>> begin EXERCISE MATERIALS
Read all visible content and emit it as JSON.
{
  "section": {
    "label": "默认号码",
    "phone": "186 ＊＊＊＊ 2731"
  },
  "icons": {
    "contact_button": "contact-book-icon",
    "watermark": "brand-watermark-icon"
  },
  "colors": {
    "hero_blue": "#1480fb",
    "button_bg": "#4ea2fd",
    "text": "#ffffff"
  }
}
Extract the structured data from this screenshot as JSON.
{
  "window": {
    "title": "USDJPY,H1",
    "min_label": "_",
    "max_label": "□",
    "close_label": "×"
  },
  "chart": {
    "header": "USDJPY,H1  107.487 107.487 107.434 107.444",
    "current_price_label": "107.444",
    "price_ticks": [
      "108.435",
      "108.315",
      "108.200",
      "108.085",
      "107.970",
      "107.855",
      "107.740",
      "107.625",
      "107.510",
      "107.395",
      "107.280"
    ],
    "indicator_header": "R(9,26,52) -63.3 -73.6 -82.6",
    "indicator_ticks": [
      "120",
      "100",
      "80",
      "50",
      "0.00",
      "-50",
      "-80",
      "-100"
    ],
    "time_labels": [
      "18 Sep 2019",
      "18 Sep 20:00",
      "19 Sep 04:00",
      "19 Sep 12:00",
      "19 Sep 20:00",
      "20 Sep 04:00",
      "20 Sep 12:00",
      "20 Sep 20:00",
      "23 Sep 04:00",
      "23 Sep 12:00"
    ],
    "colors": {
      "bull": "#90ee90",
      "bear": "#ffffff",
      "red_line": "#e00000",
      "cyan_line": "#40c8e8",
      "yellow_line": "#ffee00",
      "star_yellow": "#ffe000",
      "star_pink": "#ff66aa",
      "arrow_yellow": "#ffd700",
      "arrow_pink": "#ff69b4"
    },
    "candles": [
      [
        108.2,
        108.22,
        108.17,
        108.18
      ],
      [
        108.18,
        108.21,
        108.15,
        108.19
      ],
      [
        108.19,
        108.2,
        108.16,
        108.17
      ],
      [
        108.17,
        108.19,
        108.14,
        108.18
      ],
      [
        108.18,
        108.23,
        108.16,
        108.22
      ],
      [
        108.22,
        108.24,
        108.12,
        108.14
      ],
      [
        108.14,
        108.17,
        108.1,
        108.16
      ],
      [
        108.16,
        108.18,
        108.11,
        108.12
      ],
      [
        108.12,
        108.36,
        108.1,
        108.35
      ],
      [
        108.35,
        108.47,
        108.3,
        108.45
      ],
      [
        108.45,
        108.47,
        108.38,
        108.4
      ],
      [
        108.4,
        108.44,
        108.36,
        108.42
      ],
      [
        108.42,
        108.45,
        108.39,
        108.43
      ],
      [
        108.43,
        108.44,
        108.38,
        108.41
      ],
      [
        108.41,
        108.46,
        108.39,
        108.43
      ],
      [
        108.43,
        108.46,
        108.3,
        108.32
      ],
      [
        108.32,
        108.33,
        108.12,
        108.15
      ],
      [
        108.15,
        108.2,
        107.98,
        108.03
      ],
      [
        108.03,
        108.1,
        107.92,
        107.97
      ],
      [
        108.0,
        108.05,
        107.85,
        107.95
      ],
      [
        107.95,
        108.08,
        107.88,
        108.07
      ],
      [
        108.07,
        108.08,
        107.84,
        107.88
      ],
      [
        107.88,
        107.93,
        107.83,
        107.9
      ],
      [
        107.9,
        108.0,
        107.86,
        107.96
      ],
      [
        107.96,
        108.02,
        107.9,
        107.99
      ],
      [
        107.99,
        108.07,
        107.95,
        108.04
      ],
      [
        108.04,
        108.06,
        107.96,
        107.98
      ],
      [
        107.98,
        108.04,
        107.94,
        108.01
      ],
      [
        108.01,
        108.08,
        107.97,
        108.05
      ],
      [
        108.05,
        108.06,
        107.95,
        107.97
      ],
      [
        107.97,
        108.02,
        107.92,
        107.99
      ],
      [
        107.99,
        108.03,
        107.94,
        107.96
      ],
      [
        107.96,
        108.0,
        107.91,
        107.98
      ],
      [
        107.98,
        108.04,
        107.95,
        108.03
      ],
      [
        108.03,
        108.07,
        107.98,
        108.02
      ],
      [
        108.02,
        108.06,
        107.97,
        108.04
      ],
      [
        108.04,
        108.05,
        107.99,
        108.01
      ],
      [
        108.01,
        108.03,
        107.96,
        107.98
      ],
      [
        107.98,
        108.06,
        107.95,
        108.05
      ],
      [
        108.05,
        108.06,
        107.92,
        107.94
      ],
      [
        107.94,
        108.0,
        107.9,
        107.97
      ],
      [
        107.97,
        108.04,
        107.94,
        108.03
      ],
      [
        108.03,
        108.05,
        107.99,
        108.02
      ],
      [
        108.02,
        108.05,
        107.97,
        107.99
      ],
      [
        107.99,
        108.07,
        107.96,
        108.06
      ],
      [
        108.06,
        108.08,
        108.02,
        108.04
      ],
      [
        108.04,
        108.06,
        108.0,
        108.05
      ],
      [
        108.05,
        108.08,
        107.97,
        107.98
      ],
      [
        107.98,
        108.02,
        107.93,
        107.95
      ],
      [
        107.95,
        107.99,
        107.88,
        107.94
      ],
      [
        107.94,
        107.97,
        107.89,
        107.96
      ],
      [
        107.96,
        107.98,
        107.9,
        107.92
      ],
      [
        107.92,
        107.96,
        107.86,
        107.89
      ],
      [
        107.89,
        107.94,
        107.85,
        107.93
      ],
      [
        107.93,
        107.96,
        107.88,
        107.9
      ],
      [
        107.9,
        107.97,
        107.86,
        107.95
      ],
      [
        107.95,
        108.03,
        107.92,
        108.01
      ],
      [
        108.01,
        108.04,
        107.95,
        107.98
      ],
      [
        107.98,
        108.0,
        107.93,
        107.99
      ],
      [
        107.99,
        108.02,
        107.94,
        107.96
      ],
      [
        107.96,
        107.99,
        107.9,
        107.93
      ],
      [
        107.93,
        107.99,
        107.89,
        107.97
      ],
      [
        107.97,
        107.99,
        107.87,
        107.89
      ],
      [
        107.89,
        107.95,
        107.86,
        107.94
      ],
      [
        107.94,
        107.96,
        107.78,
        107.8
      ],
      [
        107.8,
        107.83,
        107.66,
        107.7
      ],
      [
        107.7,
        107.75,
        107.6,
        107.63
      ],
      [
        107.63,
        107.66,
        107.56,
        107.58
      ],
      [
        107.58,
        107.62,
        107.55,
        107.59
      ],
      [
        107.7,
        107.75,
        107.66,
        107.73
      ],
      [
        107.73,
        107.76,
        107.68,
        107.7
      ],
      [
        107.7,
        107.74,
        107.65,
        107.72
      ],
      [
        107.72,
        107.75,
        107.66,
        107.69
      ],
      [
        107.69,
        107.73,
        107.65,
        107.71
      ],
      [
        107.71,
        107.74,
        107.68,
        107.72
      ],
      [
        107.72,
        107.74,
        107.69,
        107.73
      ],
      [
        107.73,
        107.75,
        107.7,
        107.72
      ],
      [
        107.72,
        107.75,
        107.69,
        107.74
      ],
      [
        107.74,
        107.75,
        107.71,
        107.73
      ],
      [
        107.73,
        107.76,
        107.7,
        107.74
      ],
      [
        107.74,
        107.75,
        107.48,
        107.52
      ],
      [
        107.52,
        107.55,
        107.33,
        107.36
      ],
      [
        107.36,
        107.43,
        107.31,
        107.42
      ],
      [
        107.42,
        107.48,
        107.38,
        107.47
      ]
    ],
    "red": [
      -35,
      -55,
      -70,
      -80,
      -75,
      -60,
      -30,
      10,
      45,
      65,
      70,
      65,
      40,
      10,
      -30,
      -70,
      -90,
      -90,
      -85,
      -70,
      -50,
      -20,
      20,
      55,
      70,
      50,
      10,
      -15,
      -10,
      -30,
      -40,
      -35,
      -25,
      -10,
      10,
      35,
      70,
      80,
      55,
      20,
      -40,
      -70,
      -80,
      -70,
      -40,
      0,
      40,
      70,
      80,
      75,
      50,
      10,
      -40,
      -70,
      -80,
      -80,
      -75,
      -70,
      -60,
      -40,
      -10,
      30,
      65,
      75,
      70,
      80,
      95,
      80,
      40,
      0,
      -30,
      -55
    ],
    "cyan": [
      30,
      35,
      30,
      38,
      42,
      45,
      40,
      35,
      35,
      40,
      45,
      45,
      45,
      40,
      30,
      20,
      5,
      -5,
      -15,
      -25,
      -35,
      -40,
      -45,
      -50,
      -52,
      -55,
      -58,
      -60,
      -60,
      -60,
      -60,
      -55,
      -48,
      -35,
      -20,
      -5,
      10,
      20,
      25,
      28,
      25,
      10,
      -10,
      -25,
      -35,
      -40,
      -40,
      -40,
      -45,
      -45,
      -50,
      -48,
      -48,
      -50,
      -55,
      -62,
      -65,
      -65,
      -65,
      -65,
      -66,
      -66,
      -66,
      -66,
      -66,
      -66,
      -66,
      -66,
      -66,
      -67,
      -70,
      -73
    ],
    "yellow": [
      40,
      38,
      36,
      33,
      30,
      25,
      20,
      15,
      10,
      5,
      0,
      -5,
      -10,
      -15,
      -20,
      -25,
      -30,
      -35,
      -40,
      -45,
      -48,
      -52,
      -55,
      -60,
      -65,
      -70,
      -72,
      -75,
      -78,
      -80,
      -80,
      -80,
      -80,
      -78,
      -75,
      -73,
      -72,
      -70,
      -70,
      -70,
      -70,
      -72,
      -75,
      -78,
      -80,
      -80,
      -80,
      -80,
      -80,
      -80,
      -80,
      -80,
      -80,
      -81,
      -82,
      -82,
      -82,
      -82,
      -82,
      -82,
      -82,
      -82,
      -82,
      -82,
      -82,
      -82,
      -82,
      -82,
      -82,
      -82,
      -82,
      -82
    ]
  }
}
>> end EXERCISE MATERIALS
BRIEF =>
Identify the lines above that contain the word "USDJPY", then copy them.

THE SOLUTION =>
    "title": "USDJPY,H1",
    "header": "USDJPY,H1  107.487 107.487 107.434 107.444",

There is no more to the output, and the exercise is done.